(Dataset records)
※

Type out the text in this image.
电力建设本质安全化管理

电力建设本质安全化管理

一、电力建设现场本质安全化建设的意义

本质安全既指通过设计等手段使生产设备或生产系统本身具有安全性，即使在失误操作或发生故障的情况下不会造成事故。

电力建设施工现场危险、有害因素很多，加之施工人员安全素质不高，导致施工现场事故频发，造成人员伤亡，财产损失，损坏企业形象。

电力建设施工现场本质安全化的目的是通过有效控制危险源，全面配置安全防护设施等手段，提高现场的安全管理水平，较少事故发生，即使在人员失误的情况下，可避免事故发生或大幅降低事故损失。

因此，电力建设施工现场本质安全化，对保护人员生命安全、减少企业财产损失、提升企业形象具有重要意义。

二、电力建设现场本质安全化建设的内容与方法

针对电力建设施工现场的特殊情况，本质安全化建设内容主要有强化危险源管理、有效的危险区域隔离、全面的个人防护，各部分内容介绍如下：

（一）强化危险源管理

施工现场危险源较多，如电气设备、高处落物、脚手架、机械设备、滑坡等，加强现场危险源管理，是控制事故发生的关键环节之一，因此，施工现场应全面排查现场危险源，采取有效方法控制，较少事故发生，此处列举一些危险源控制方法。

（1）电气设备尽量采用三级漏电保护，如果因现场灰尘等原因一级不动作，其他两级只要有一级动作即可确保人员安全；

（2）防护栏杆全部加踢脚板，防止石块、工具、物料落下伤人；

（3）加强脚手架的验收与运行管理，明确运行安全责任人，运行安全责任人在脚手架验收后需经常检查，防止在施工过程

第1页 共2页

※

__Exercise aim__. Repeat the material above exactly.

__Result for this task__.
Type out the text in this image.
电力建设本质安全化管理

电力建设本质安全化管理

一、电力建设现场本质安全化建设的意义

本质安全既指通过设计等手段使生产设备或生产系统本身具有安全性，即使在失误操作或发生故障的情况下不会造成事故。

电力建设施工现场危险、有害因素很多，加之施工人员安全素质不高，导致施工现场事故频发，造成人员伤亡，财产损失，损坏企业形象。

电力建设施工现场本质安全化的目的是通过有效控制危险源，全面配置安全防护设施等手段，提高现场的安全管理水平，较少事故发生，即使在人员失误的情况下，可避免事故发生或大幅降低事故损失。

因此，电力建设施工现场本质安全化，对保护人员生命安全、减少企业财产损失、提升企业形象具有重要意义。

二、电力建设现场本质安全化建设的内容与方法

针对电力建设施工现场的特殊情况，本质安全化建设内容主要有强化危险源管理、有效的危险区域隔离、全面的个人防护，各部分内容介绍如下：

（一）强化危险源管理

施工现场危险源较多，如电气设备、高处落物、脚手架、机械设备、滑坡等，加强现场危险源管理，是控制事故发生的关键环节之一，因此，施工现场应全面排查现场危险源，采取有效方法控制，较少事故发生，此处列举一些危险源控制方法。

（1）电气设备尽量采用三级漏电保护，如果因现场灰尘等原因一级不动作，其他两级只要有一级动作即可确保人员安全；

（2）防护栏杆全部加踢脚板，防止石块、工具、物料落下伤人；

（3）加强脚手架的验收与运行管理，明确运行安全责任人，运行安全责任人在脚手架验收后需经常检查，防止在施工过程

第1页 共2页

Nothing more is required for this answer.